## YOUR GOAL
Convert the lines from the one containing "Patent image size: (414, 433)." up to and including the one containing "The retaining flanges 30 is at (126, 345)." into a Markdown table with the columns Row and Line. Omit blank lines.

Stored items:
########################################
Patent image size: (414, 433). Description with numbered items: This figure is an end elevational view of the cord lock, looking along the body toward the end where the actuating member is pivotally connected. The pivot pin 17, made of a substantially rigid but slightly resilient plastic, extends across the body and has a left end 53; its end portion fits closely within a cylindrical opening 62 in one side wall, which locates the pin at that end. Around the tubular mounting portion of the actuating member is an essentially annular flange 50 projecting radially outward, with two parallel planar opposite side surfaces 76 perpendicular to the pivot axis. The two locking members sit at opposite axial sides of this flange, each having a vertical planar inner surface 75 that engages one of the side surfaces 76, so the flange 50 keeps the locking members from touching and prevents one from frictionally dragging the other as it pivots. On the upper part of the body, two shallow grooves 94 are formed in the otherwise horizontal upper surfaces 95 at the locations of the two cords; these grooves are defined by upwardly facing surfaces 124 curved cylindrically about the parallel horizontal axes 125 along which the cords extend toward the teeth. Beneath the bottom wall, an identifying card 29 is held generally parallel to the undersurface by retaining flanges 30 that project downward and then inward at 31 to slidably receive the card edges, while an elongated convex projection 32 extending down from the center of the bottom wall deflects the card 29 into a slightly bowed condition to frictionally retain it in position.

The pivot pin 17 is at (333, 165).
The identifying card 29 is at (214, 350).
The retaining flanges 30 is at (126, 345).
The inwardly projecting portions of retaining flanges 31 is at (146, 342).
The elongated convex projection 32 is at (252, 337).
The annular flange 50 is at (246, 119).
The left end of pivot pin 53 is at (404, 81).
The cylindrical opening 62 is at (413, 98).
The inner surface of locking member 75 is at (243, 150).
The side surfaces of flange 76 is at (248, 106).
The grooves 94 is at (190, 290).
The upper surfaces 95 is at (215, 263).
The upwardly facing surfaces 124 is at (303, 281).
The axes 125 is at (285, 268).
########################################
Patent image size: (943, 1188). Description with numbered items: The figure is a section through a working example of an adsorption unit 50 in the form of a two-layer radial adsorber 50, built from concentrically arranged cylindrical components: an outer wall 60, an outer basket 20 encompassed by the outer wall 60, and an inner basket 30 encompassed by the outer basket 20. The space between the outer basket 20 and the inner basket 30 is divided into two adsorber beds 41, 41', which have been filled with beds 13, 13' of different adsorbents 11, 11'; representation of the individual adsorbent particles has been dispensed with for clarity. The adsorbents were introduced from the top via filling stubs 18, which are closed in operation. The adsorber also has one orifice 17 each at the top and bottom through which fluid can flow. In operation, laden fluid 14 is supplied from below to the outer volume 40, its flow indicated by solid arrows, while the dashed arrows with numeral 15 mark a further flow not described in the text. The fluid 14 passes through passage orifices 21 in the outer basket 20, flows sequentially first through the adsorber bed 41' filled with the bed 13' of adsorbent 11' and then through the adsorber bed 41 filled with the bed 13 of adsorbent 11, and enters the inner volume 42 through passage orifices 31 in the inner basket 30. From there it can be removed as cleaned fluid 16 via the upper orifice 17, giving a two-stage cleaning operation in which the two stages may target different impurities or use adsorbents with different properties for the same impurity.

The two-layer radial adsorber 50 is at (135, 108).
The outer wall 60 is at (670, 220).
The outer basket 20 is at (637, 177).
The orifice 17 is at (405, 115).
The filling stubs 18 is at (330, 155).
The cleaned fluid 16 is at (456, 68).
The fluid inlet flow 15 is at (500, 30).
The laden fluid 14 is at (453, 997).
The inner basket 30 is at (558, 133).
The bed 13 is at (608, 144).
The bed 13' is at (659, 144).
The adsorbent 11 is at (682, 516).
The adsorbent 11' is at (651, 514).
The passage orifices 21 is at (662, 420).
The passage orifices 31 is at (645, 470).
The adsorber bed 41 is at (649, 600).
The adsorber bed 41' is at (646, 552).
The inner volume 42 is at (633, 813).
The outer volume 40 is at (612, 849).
########################################
## COMPLETE RESPONSE
| Row | Line |
|---|---|
| 1 | Patent image size: (414, 433). Description with numbered items: This figure is an end elevational view of the cord lock, looking along the body toward the end where the actuating member is pivotally connected. The pivot pin 17, made of a substantially rigid but slightly resilient plastic, extends across the body and has a left end 53; its end portion fits closely within a cylindrical opening 62 in one side wall, which locates the pin at that end. Around the tubular mounting portion of the actuating member is an essentially annular flange 50 projecting radially outward, with two parallel planar opposite side surfaces 76 perpendicular to the pivot axis. The two locking members sit at opposite axial sides of this flange, each having a vertical planar inner surface 75 that engages one of the side surfaces 76, so the flange 50 keeps the locking members from touching and prevents one from frictionally dragging the other as it pivots. On the upper part of the body, two shallow grooves 94 are formed in the otherwise horizontal upper surfaces 95 at the locations of the two cords; these grooves are defined by upwardly facing surfaces 124 curved cylindrically about the parallel horizontal axes 125 along which the cords extend toward the teeth. Beneath the bottom wall, an identifying card 29 is held generally parallel to the undersurface by retaining flanges 30 that project downward and then inward at 31 to slidably receive the card edges, while an elongated convex projection 32 extending down from the center of the bottom wall deflects the card 29 into a slightly bowed condition to frictionally retain it in position. |
| 2 | The pivot pin 17 is at (333, 165). |
| 3 | The identifying card 29 is at (214, 350). |
| 4 | The retaining flanges 30 is at (126, 345). |